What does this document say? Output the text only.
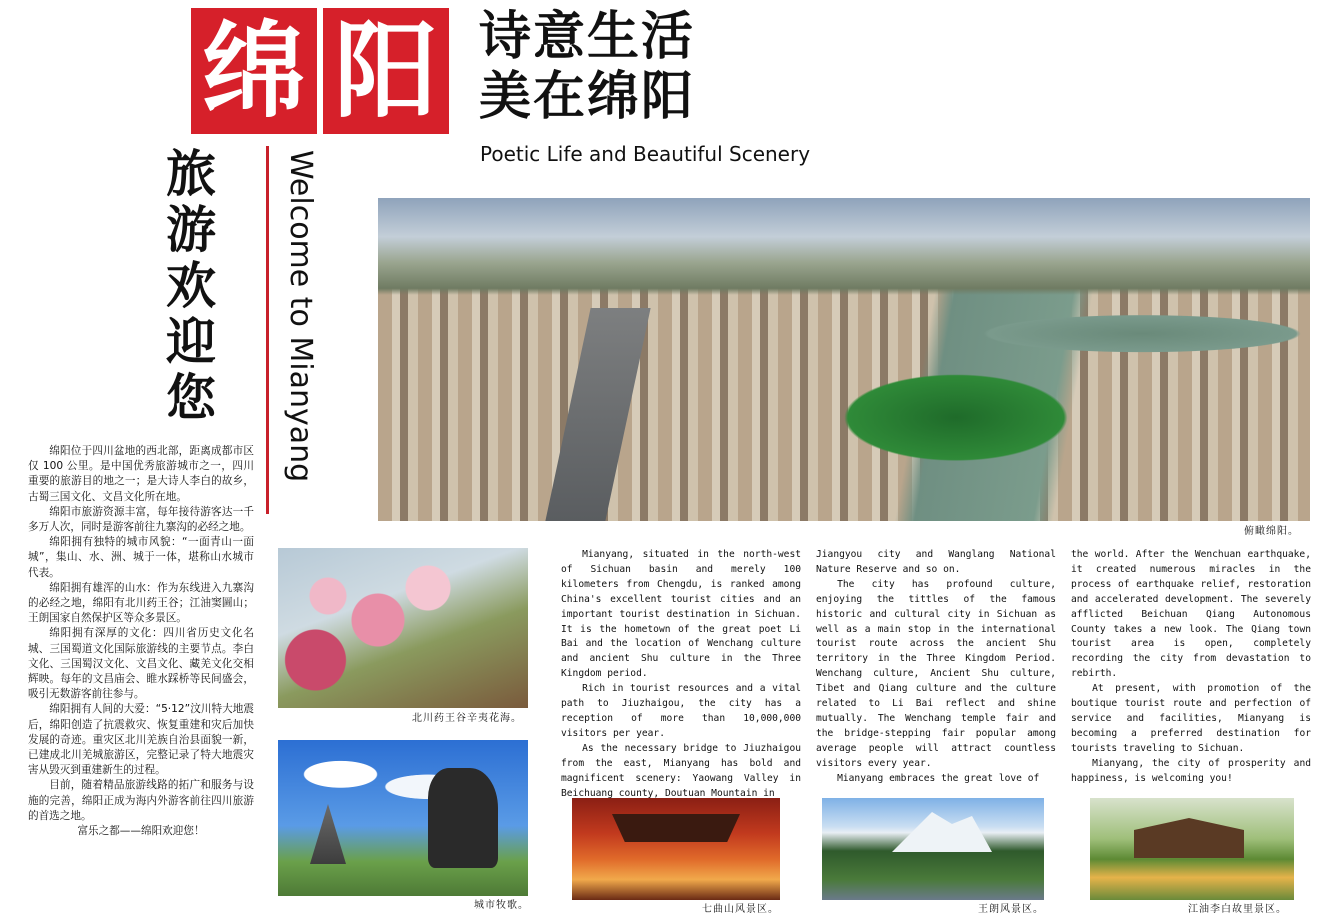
绵 阳 诗意生活
美在绵阳
Poetic Life and Beautiful Scenery
旅游欢迎您 Welcome to Mianyang

绵阳位于四川盆地的西北部，距离成都市区仅 100 公里。是中国优秀旅游城市之一，四川重要的旅游目的地之一；是大诗人李白的故乡，古蜀三国文化、文昌文化所在地。

绵阳市旅游资源丰富，每年接待游客达一千多万人次，同时是游客前往九寨沟的必经之地。

绵阳拥有独特的城市风貌：“一面青山一面城”，集山、水、洲、城于一体，堪称山水城市代表。

绵阳拥有雄浑的山水：作为东线进入九寨沟的必经之地，绵阳有北川药王谷；江油窦圌山；王朗国家自然保护区等众多景区。

绵阳拥有深厚的文化：四川省历史文化名城、三国蜀道文化国际旅游线的主要节点。李白文化、三国蜀汉文化、文昌文化、藏羌文化交相辉映。每年的文昌庙会、睢水踩桥等民间盛会，吸引无数游客前往参与。

绵阳拥有人间的大爱：“5·12”汶川特大地震后，绵阳创造了抗震救灾、恢复重建和灾后加快发展的奇迹。重灾区北川羌族自治县面貌一新，已建成北川羌城旅游区，完整记录了特大地震灾害从毁灭到重建新生的过程。

目前，随着精品旅游线路的拓广和服务与设施的完善，绵阳正成为海内外游客前往四川旅游的首选之地。

富乐之都——绵阳欢迎您！

俯瞰绵阳。
北川药王谷辛夷花海。
城市牧歌。	七曲山风景区。	王朗风景区。	江油李白故里景区。

Mianyang, situated in the north-west of Sichuan basin and merely 100 kilometers from Chengdu, is ranked among China's excellent tourist cities and an important tourist destination in Sichuan. It is the hometown of the great poet Li Bai and the location of Wenchang culture and ancient Shu culture in the Three Kingdom period.

Rich in tourist resources and a vital path to Jiuzhaigou, the city has a reception of more than 10,000,000 visitors per year.

As the necessary bridge to Jiuzhaigou from the east, Mianyang has bold and magnificent scenery: Yaowang Valley in Beichuang county, Doutuan Mountain in

Jiangyou city and Wanglang National Nature Reserve and so on.

The city has profound culture, enjoying the tittles of the famous historic and cultural city in Sichuan as well as a main stop in the international tourist route across the ancient Shu territory in the Three Kingdom Period. Wenchang culture, Ancient Shu culture, Tibet and Qiang culture and the culture related to Li Bai reflect and shine mutually. The Wenchang temple fair and the bridge-stepping fair popular among average people will attract countless visitors every year.

Mianyang embraces the great love of

the world. After the Wenchuan earthquake, it created numerous miracles in the process of earthquake relief, restoration and accelerated development. The severely afflicted Beichuan Qiang Autonomous County takes a new look. The Qiang town tourist area is open, completely recording the city from devastation to rebirth.

At present, with promotion of the boutique tourist route and perfection of service and facilities, Mianyang is becoming a preferred destination for tourists traveling to Sichuan.

Mianyang, the city of prosperity and happiness, is welcoming you!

+-------+

Required task
Write out the entries above word for word. Do not include the pictures.

Exercise response
What does this document say? Output the text only.
绵 阳 诗意生活
美在绵阳
Poetic Life and Beautiful Scenery
旅游欢迎您 Welcome to Mianyang

绵阳位于四川盆地的西北部，距离成都市区仅 100 公里。是中国优秀旅游城市之一，四川重要的旅游目的地之一；是大诗人李白的故乡，古蜀三国文化、文昌文化所在地。

绵阳市旅游资源丰富，每年接待游客达一千多万人次，同时是游客前往九寨沟的必经之地。

绵阳拥有独特的城市风貌：“一面青山一面城”，集山、水、洲、城于一体，堪称山水城市代表。

绵阳拥有雄浑的山水：作为东线进入九寨沟的必经之地，绵阳有北川药王谷；江油窦圌山；王朗国家自然保护区等众多景区。

绵阳拥有深厚的文化：四川省历史文化名城、三国蜀道文化国际旅游线的主要节点。李白文化、三国蜀汉文化、文昌文化、藏羌文化交相辉映。每年的文昌庙会、睢水踩桥等民间盛会，吸引无数游客前往参与。

绵阳拥有人间的大爱：“5·12”汶川特大地震后，绵阳创造了抗震救灾、恢复重建和灾后加快发展的奇迹。重灾区北川羌族自治县面貌一新，已建成北川羌城旅游区，完整记录了特大地震灾害从毁灭到重建新生的过程。

目前，随着精品旅游线路的拓广和服务与设施的完善，绵阳正成为海内外游客前往四川旅游的首选之地。

富乐之都——绵阳欢迎您！

俯瞰绵阳。
北川药王谷辛夷花海。
城市牧歌。	七曲山风景区。	王朗风景区。	江油李白故里景区。

Mianyang, situated in the north-west of Sichuan basin and merely 100 kilometers from Chengdu, is ranked among China's excellent tourist cities and an important tourist destination in Sichuan. It is the hometown of the great poet Li Bai and the location of Wenchang culture and ancient Shu culture in the Three Kingdom period.

Rich in tourist resources and a vital path to Jiuzhaigou, the city has a reception of more than 10,000,000 visitors per year.

As the necessary bridge to Jiuzhaigou from the east, Mianyang has bold and magnificent scenery: Yaowang Valley in Beichuang county, Doutuan Mountain in

Jiangyou city and Wanglang National Nature Reserve and so on.

The city has profound culture, enjoying the tittles of the famous historic and cultural city in Sichuan as well as a main stop in the international tourist route across the ancient Shu territory in the Three Kingdom Period. Wenchang culture, Ancient Shu culture, Tibet and Qiang culture and the culture related to Li Bai reflect and shine mutually. The Wenchang temple fair and the bridge-stepping fair popular among average people will attract countless visitors every year.

Mianyang embraces the great love of

the world. After the Wenchuan earthquake, it created numerous miracles in the process of earthquake relief, restoration and accelerated development. The severely afflicted Beichuan Qiang Autonomous County takes a new look. The Qiang town tourist area is open, completely recording the city from devastation to rebirth.

At present, with promotion of the boutique tourist route and perfection of service and facilities, Mianyang is becoming a preferred destination for tourists traveling to Sichuan.

Mianyang, the city of prosperity and happiness, is welcoming you!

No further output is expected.